# Data listing start

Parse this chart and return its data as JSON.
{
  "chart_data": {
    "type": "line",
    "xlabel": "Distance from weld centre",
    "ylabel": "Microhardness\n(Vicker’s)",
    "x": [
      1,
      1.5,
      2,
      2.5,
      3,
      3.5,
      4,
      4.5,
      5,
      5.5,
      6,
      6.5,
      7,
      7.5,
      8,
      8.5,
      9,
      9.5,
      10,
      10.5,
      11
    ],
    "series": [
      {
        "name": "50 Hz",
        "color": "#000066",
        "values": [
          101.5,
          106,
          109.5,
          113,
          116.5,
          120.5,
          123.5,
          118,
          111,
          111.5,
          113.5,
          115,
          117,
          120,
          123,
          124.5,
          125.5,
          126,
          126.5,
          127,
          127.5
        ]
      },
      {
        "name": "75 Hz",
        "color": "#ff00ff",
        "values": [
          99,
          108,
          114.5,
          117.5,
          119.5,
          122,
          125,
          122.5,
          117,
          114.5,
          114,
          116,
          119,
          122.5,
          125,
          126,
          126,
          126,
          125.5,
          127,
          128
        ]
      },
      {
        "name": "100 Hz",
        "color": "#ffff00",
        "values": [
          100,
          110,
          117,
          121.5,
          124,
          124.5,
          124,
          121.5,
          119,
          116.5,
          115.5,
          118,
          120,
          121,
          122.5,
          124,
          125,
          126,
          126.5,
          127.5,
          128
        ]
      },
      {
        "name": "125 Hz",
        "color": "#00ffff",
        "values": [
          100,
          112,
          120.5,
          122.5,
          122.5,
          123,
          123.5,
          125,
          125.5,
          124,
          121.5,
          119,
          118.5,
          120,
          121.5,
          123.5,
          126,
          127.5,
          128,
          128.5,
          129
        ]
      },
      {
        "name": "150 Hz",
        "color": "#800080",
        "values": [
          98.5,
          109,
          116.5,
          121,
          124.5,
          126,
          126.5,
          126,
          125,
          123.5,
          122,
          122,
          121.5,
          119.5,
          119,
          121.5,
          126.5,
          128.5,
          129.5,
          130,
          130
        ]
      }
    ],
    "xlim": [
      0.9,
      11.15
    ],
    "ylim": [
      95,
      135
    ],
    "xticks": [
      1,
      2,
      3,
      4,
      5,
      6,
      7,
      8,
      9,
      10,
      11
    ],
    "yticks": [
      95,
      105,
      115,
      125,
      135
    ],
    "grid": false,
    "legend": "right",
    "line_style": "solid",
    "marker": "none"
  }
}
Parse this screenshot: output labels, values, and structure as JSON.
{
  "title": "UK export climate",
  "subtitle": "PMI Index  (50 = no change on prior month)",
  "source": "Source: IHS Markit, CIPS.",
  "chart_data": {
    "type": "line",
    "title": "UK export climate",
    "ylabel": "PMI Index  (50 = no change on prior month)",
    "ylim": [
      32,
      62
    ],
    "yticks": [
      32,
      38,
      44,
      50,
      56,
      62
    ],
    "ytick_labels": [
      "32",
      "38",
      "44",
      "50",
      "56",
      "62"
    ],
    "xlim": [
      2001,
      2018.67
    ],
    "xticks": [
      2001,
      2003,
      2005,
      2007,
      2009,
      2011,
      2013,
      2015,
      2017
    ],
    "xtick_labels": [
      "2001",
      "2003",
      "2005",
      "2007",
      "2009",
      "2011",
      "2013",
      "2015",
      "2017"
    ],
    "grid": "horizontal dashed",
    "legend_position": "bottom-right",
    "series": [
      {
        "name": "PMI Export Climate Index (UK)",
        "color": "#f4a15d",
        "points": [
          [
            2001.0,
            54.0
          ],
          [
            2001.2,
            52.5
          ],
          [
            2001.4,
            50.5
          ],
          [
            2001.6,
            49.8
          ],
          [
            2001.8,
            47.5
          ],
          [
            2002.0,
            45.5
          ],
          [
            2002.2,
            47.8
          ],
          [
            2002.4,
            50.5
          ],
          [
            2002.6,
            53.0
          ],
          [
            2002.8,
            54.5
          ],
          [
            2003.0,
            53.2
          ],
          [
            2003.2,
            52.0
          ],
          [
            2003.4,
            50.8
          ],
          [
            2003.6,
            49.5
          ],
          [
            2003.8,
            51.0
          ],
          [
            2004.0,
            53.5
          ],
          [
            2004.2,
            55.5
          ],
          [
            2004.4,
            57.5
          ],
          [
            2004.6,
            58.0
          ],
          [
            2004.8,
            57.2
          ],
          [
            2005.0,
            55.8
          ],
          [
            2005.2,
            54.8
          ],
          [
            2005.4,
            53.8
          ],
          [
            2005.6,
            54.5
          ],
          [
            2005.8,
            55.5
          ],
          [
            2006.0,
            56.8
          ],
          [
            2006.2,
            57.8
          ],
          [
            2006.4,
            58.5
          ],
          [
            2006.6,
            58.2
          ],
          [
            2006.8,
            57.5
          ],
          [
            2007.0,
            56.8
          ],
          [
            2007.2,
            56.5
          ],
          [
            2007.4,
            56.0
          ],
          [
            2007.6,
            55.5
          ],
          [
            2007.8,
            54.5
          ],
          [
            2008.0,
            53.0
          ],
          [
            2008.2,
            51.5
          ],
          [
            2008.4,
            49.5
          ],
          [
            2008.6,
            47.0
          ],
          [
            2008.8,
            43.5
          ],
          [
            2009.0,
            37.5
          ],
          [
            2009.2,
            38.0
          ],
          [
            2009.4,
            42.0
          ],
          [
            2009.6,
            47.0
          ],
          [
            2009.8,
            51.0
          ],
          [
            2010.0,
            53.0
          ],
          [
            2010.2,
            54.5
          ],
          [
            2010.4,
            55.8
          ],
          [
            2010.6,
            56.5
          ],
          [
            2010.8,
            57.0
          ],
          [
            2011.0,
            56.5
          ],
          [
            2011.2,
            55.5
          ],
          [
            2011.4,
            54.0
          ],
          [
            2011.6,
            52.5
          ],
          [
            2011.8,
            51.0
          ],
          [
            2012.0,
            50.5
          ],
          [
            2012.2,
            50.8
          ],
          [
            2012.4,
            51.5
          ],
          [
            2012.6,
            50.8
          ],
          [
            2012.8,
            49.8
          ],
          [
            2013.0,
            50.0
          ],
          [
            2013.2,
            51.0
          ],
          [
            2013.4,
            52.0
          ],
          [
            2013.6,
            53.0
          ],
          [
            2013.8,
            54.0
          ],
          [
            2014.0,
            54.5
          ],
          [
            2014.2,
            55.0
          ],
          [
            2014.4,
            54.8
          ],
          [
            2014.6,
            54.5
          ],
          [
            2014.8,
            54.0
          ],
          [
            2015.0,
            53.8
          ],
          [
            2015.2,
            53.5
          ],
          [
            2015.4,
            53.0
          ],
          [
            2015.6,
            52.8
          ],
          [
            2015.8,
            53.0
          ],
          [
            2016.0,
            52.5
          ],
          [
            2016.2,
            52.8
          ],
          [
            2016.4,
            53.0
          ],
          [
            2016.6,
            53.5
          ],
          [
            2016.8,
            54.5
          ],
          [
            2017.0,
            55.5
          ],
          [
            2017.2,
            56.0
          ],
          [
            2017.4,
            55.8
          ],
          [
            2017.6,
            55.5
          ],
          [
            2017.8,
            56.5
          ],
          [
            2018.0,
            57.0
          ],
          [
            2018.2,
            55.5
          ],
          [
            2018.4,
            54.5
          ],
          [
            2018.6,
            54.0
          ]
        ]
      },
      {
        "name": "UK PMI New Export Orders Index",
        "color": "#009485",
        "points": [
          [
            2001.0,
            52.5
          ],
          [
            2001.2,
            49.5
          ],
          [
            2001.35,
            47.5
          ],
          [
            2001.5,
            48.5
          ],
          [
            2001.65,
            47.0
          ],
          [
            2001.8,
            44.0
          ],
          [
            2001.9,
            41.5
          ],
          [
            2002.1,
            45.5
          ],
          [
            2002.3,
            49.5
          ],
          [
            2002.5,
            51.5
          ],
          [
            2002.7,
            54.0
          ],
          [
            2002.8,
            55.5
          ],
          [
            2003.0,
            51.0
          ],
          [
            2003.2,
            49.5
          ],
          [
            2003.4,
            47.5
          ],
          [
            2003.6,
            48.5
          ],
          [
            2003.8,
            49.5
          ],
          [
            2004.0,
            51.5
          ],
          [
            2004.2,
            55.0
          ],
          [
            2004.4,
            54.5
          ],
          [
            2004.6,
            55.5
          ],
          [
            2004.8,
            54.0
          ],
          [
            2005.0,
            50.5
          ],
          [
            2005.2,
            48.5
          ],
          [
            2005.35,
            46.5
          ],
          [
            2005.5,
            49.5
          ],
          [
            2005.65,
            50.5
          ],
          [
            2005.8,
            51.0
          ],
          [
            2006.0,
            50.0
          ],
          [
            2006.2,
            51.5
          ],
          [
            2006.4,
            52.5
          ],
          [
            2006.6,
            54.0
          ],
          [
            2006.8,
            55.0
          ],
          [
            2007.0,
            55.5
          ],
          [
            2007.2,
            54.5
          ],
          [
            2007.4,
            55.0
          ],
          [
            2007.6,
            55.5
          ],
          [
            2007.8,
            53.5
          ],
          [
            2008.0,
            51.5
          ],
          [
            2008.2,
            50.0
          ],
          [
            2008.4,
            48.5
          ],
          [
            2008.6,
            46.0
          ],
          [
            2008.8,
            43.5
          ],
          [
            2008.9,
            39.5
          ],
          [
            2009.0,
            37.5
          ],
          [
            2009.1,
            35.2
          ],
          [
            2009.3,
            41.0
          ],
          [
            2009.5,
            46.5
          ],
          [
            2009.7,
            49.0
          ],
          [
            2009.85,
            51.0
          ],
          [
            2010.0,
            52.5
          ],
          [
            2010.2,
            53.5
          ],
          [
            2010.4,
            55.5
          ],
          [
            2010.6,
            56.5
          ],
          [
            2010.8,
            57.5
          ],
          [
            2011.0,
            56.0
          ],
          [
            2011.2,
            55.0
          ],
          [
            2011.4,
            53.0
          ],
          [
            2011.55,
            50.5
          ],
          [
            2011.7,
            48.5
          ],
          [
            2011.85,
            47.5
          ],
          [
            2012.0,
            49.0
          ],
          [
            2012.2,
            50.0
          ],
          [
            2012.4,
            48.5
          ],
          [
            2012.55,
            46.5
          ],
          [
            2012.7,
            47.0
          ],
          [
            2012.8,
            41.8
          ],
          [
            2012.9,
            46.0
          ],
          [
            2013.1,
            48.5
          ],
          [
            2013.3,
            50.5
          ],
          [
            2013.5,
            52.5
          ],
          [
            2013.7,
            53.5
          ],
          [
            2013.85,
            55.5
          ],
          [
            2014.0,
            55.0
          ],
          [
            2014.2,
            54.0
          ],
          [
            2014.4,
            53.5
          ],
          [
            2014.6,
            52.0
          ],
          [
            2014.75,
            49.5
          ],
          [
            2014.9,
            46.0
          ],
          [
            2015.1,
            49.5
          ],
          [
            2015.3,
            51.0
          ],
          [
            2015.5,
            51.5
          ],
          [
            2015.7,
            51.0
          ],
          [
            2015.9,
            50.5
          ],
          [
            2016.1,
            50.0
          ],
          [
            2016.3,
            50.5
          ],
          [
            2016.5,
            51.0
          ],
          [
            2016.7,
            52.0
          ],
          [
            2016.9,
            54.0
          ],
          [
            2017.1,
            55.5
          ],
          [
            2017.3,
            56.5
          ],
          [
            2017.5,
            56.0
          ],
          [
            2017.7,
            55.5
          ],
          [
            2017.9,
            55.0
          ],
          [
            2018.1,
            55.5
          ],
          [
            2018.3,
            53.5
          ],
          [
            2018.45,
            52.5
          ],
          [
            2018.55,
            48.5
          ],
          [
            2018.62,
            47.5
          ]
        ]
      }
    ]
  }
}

# Data listing end

**Problem to work on:** Check each line of the listing above for the string "Parse", then report only how many lines have it.

**Response:** 2